┏━━
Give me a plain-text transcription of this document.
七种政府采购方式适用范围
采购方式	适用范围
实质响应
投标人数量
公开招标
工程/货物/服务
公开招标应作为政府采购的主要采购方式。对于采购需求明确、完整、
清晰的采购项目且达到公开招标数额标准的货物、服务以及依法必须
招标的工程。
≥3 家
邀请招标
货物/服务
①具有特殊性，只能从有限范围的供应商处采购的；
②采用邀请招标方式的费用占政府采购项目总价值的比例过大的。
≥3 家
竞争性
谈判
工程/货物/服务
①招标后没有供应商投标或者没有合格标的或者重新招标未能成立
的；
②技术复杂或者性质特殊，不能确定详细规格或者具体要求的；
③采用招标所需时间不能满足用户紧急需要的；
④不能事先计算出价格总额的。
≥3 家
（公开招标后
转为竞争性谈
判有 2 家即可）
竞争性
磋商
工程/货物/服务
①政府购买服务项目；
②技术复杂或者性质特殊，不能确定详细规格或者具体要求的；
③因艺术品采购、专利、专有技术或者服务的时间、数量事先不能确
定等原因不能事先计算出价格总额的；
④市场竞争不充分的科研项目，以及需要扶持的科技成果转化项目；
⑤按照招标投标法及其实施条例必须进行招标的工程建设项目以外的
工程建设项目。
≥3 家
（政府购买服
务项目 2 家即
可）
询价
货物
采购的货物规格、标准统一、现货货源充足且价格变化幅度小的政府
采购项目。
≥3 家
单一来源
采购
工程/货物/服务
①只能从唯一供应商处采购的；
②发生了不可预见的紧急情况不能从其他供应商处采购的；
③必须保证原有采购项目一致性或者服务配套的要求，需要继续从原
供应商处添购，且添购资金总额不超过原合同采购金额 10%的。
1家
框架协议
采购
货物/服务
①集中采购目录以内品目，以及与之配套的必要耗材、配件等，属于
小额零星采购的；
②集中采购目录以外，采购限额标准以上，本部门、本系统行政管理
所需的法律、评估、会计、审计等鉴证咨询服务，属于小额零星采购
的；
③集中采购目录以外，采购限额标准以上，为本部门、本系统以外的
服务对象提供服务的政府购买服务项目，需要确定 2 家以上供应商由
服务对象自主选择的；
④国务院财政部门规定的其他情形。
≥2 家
┗━━
_WHAT TO WORK ON_: Please output the entries above, every line exactly as it reads.

_SOLUTION_:
Give me a plain-text transcription of this document.
七种政府采购方式适用范围
采购方式	适用范围
实质响应
投标人数量
公开招标
工程/货物/服务
公开招标应作为政府采购的主要采购方式。对于采购需求明确、完整、
清晰的采购项目且达到公开招标数额标准的货物、服务以及依法必须
招标的工程。
≥3 家
邀请招标
货物/服务
①具有特殊性，只能从有限范围的供应商处采购的；
②采用邀请招标方式的费用占政府采购项目总价值的比例过大的。
≥3 家
竞争性
谈判
工程/货物/服务
①招标后没有供应商投标或者没有合格标的或者重新招标未能成立
的；
②技术复杂或者性质特殊，不能确定详细规格或者具体要求的；
③采用招标所需时间不能满足用户紧急需要的；
④不能事先计算出价格总额的。
≥3 家
（公开招标后
转为竞争性谈
判有 2 家即可）
竞争性
磋商
工程/货物/服务
①政府购买服务项目；
②技术复杂或者性质特殊，不能确定详细规格或者具体要求的；
③因艺术品采购、专利、专有技术或者服务的时间、数量事先不能确
定等原因不能事先计算出价格总额的；
④市场竞争不充分的科研项目，以及需要扶持的科技成果转化项目；
⑤按照招标投标法及其实施条例必须进行招标的工程建设项目以外的
工程建设项目。
≥3 家
（政府购买服
务项目 2 家即
可）
询价
货物
采购的货物规格、标准统一、现货货源充足且价格变化幅度小的政府
采购项目。
≥3 家
单一来源
采购
工程/货物/服务
①只能从唯一供应商处采购的；
②发生了不可预见的紧急情况不能从其他供应商处采购的；
③必须保证原有采购项目一致性或者服务配套的要求，需要继续从原
供应商处添购，且添购资金总额不超过原合同采购金额 10%的。
1家
框架协议
采购
货物/服务
①集中采购目录以内品目，以及与之配套的必要耗材、配件等，属于
小额零星采购的；
②集中采购目录以外，采购限额标准以上，本部门、本系统行政管理
所需的法律、评估、会计、审计等鉴证咨询服务，属于小额零星采购
的；
③集中采购目录以外，采购限额标准以上，为本部门、本系统以外的
服务对象提供服务的政府购买服务项目，需要确定 2 家以上供应商由
服务对象自主选择的；
④国务院财政部门规定的其他情形。
≥2 家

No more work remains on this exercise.